WRITTEN REQUEST → Print every entry, word for word, and skip the images.

Stored records
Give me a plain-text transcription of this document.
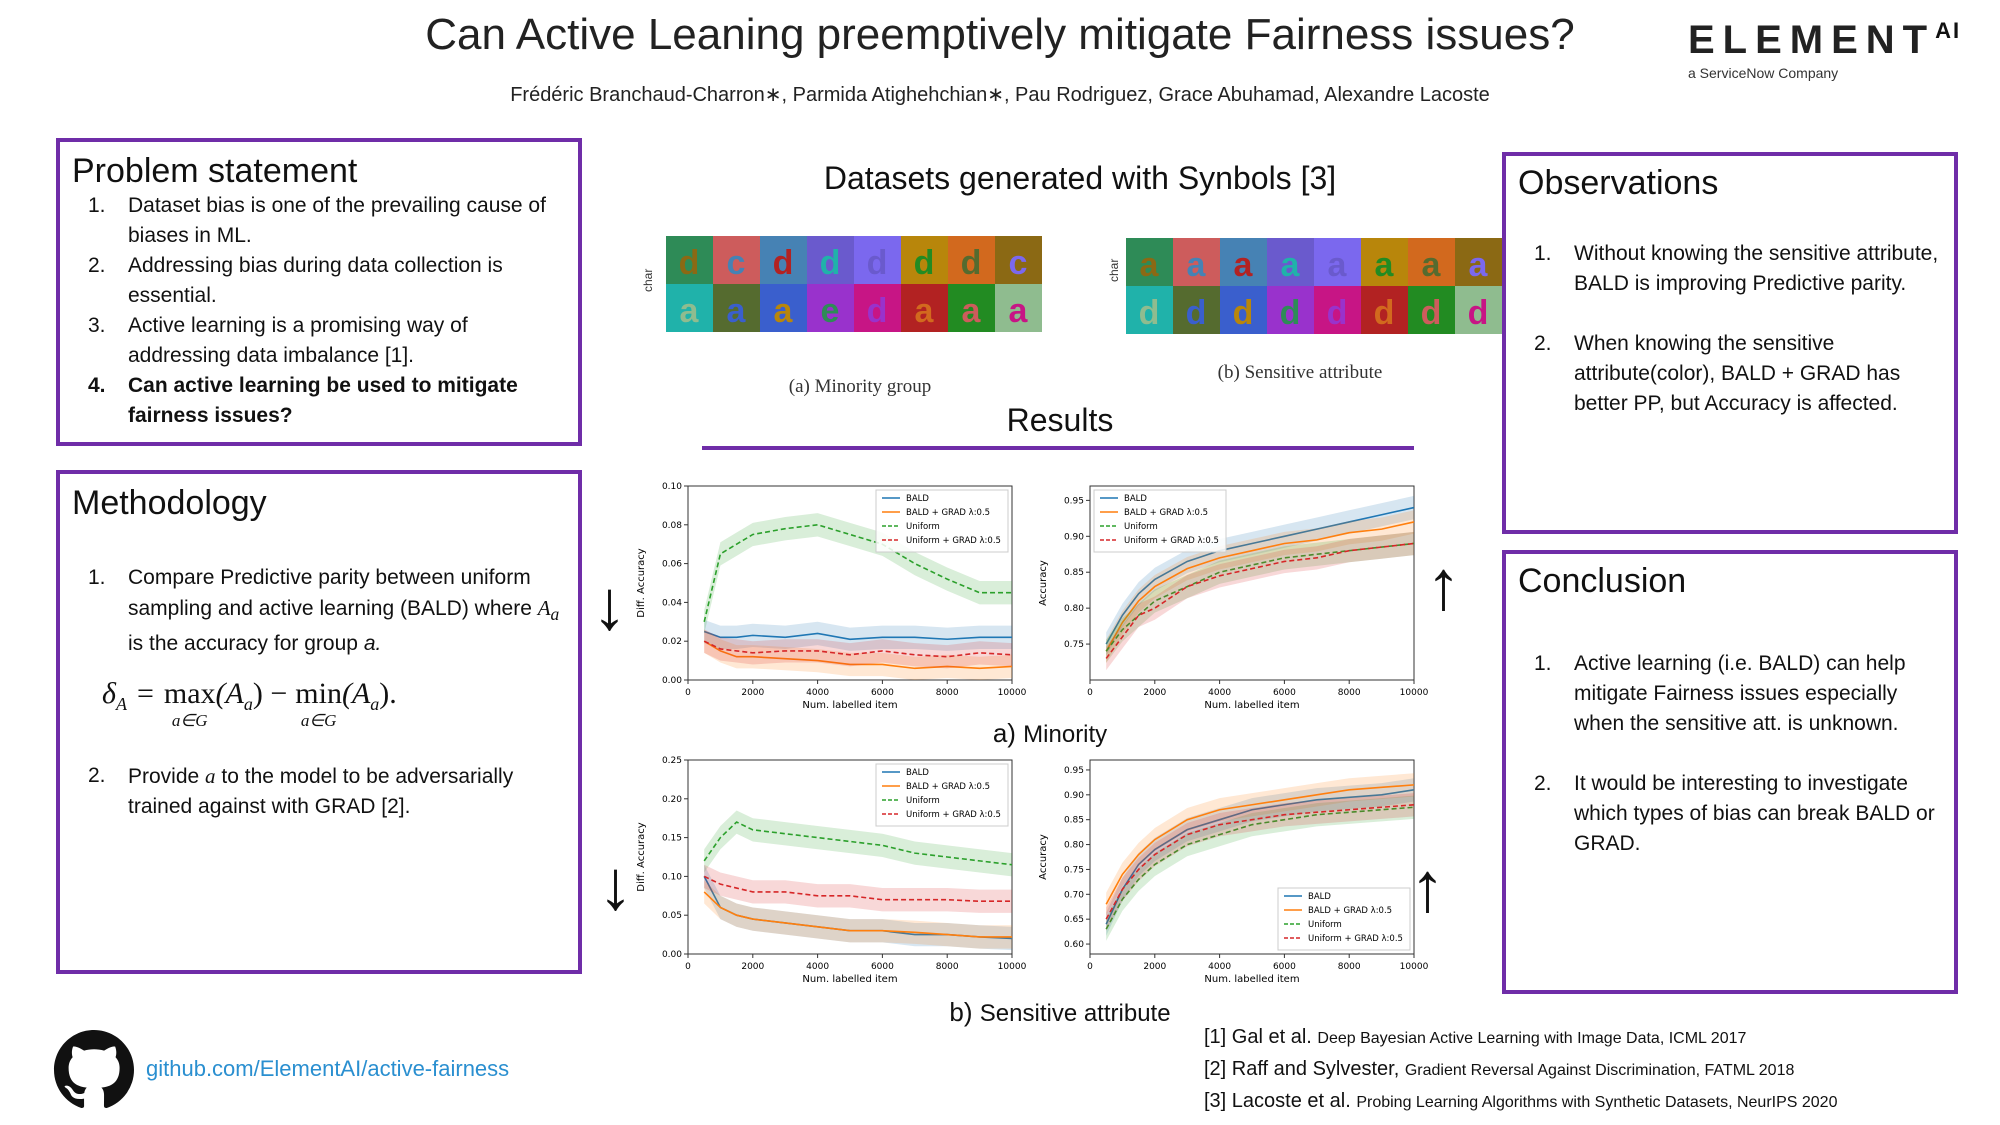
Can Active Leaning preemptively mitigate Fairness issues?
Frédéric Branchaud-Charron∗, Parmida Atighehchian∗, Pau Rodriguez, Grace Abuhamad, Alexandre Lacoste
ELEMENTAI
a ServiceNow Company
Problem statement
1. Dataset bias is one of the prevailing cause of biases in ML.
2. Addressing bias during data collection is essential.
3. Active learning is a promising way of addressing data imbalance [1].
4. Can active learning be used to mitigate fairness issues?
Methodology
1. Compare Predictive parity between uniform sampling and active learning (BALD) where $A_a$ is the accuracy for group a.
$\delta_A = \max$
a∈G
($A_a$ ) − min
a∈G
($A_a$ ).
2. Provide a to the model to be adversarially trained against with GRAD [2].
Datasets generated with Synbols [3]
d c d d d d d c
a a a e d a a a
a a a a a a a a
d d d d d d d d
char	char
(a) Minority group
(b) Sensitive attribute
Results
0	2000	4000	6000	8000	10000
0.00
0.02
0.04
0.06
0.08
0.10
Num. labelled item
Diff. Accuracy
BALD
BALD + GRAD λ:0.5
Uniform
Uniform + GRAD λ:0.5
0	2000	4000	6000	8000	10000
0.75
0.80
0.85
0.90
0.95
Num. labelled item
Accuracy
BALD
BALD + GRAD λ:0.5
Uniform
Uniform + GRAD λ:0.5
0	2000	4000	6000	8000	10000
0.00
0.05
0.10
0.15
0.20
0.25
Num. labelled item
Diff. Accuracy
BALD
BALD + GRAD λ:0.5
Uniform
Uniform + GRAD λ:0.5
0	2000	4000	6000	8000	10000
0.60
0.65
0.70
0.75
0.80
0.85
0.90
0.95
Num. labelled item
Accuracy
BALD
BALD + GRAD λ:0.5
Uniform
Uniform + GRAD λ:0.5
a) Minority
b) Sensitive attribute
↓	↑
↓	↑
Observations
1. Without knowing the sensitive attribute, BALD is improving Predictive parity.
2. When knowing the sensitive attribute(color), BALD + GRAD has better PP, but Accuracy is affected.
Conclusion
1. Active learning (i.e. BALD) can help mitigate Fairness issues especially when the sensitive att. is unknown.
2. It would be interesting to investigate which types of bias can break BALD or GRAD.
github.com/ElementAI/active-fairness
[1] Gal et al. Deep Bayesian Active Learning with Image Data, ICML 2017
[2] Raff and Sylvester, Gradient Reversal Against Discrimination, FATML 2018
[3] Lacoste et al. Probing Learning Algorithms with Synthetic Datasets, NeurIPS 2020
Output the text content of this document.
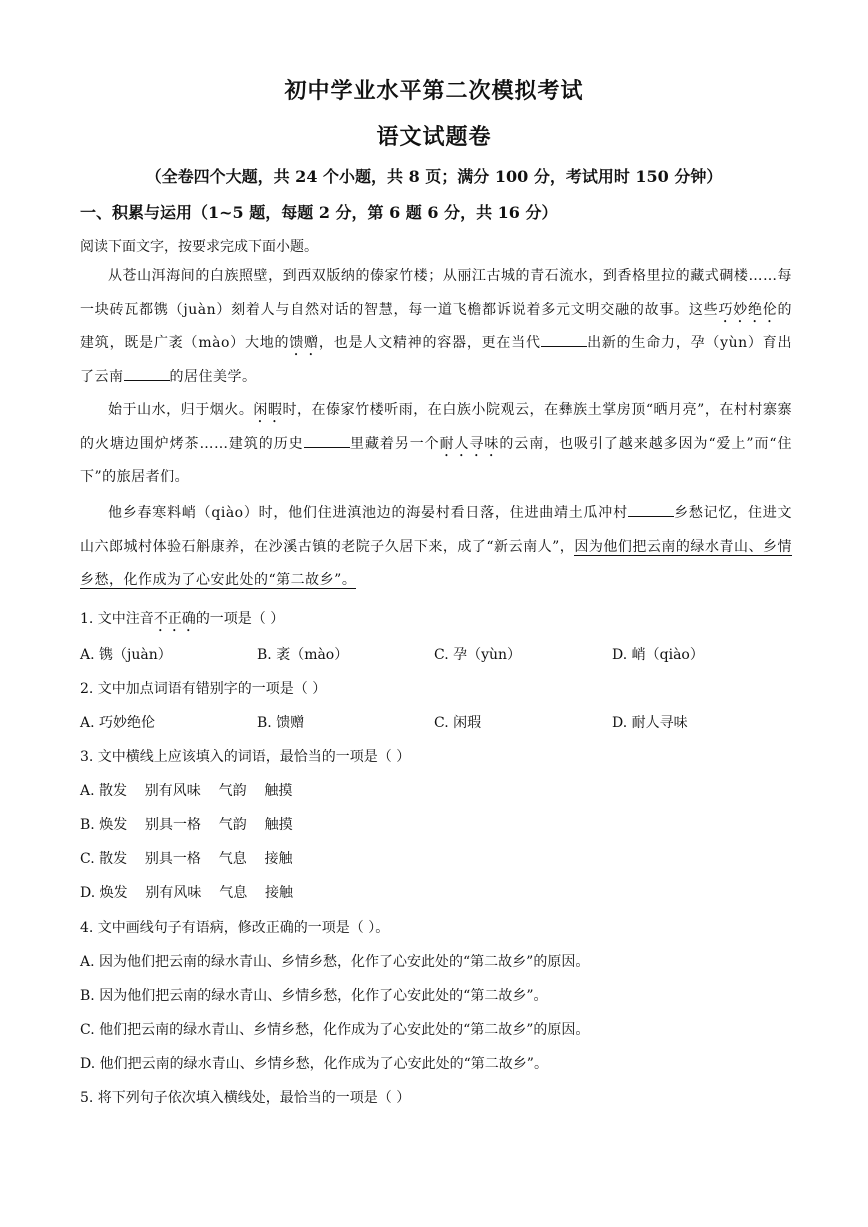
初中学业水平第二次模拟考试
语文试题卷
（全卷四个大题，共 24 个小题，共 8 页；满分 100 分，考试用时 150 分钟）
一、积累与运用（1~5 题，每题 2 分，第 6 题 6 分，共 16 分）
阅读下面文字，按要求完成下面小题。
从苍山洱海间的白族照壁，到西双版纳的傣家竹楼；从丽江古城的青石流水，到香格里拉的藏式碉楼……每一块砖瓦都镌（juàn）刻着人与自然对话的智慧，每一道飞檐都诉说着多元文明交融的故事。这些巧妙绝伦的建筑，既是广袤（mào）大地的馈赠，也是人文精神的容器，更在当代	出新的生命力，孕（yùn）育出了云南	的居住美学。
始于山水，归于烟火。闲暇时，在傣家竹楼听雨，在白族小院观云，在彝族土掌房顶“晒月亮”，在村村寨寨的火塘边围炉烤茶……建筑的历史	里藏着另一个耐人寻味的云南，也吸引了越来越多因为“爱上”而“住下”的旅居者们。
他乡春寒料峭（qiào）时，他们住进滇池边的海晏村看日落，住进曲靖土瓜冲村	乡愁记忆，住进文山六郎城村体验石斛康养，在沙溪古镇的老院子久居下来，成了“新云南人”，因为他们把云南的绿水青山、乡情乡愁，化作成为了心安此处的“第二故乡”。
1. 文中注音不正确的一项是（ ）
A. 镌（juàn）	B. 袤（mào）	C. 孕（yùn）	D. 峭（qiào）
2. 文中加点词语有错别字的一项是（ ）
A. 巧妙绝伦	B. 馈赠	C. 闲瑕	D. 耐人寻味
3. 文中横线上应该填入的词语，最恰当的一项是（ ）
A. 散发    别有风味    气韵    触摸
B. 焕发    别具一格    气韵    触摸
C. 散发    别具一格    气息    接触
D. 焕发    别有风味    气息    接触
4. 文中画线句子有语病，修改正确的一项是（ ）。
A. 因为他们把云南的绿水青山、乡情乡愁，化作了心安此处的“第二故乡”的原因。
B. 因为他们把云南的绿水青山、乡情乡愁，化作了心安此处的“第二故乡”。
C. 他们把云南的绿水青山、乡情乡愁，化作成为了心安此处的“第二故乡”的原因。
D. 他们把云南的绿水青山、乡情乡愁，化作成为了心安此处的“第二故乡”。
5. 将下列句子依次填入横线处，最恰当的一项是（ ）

ANSWER IN FULL →
Give me a plain-text transcription of this document.
Can Active Leaning preemptively mitigate Fairness issues?
Frédéric Branchaud-Charron∗, Parmida Atighehchian∗, Pau Rodriguez, Grace Abuhamad, Alexandre Lacoste
ELEMENTAI
a ServiceNow Company
Problem statement
1. Dataset bias is one of the prevailing cause of biases in ML.
2. Addressing bias during data collection is essential.
3. Active learning is a promising way of addressing data imbalance [1].
4. Can active learning be used to mitigate fairness issues?
Methodology
1. Compare Predictive parity between uniform sampling and active learning (BALD) where $A_a$ is the accuracy for group a.
$\delta_A = \max$
a∈G
($A_a$ ) − min
a∈G
($A_a$ ).
2. Provide a to the model to be adversarially trained against with GRAD [2].
Datasets generated with Synbols [3]
d c d d d d d c
a a a e d a a a
a a a a a a a a
d d d d d d d d
char	char
(a) Minority group
(b) Sensitive attribute
Results
0	2000	4000	6000	8000	10000
0.00
0.02
0.04
0.06
0.08
0.10
Num. labelled item
Diff. Accuracy
BALD
BALD + GRAD λ:0.5
Uniform
Uniform + GRAD λ:0.5
0	2000	4000	6000	8000	10000
0.75
0.80
0.85
0.90
0.95
Num. labelled item
Accuracy
BALD
BALD + GRAD λ:0.5
Uniform
Uniform + GRAD λ:0.5
0	2000	4000	6000	8000	10000
0.00
0.05
0.10
0.15
0.20
0.25
Num. labelled item
Diff. Accuracy
BALD
BALD + GRAD λ:0.5
Uniform
Uniform + GRAD λ:0.5
0	2000	4000	6000	8000	10000
0.60
0.65
0.70
0.75
0.80
0.85
0.90
0.95
Num. labelled item
Accuracy
BALD
BALD + GRAD λ:0.5
Uniform
Uniform + GRAD λ:0.5
a) Minority
b) Sensitive attribute
↓	↑
↓	↑
Observations
1. Without knowing the sensitive attribute, BALD is improving Predictive parity.
2. When knowing the sensitive attribute(color), BALD + GRAD has better PP, but Accuracy is affected.
Conclusion
1. Active learning (i.e. BALD) can help mitigate Fairness issues especially when the sensitive att. is unknown.
2. It would be interesting to investigate which types of bias can break BALD or GRAD.
github.com/ElementAI/active-fairness
[1] Gal et al. Deep Bayesian Active Learning with Image Data, ICML 2017
[2] Raff and Sylvester, Gradient Reversal Against Discrimination, FATML 2018
[3] Lacoste et al. Probing Learning Algorithms with Synthetic Datasets, NeurIPS 2020
Output the text content of this document.
初中学业水平第二次模拟考试
语文试题卷
（全卷四个大题，共 24 个小题，共 8 页；满分 100 分，考试用时 150 分钟）
一、积累与运用（1~5 题，每题 2 分，第 6 题 6 分，共 16 分）
阅读下面文字，按要求完成下面小题。
从苍山洱海间的白族照壁，到西双版纳的傣家竹楼；从丽江古城的青石流水，到香格里拉的藏式碉楼……每一块砖瓦都镌（juàn）刻着人与自然对话的智慧，每一道飞檐都诉说着多元文明交融的故事。这些巧妙绝伦的建筑，既是广袤（mào）大地的馈赠，也是人文精神的容器，更在当代	出新的生命力，孕（yùn）育出了云南	的居住美学。
始于山水，归于烟火。闲暇时，在傣家竹楼听雨，在白族小院观云，在彝族土掌房顶“晒月亮”，在村村寨寨的火塘边围炉烤茶……建筑的历史	里藏着另一个耐人寻味的云南，也吸引了越来越多因为“爱上”而“住下”的旅居者们。
他乡春寒料峭（qiào）时，他们住进滇池边的海晏村看日落，住进曲靖土瓜冲村	乡愁记忆，住进文山六郎城村体验石斛康养，在沙溪古镇的老院子久居下来，成了“新云南人”，因为他们把云南的绿水青山、乡情乡愁，化作成为了心安此处的“第二故乡”。
1. 文中注音不正确的一项是（ ）
A. 镌（juàn）	B. 袤（mào）	C. 孕（yùn）	D. 峭（qiào）
2. 文中加点词语有错别字的一项是（ ）
A. 巧妙绝伦	B. 馈赠	C. 闲瑕	D. 耐人寻味
3. 文中横线上应该填入的词语，最恰当的一项是（ ）
A. 散发    别有风味    气韵    触摸
B. 焕发    别具一格    气韵    触摸
C. 散发    别具一格    气息    接触
D. 焕发    别有风味    气息    接触
4. 文中画线句子有语病，修改正确的一项是（ ）。
A. 因为他们把云南的绿水青山、乡情乡愁，化作了心安此处的“第二故乡”的原因。
B. 因为他们把云南的绿水青山、乡情乡愁，化作了心安此处的“第二故乡”。
C. 他们把云南的绿水青山、乡情乡愁，化作成为了心安此处的“第二故乡”的原因。
D. 他们把云南的绿水青山、乡情乡愁，化作成为了心安此处的“第二故乡”。
5. 将下列句子依次填入横线处，最恰当的一项是（ ）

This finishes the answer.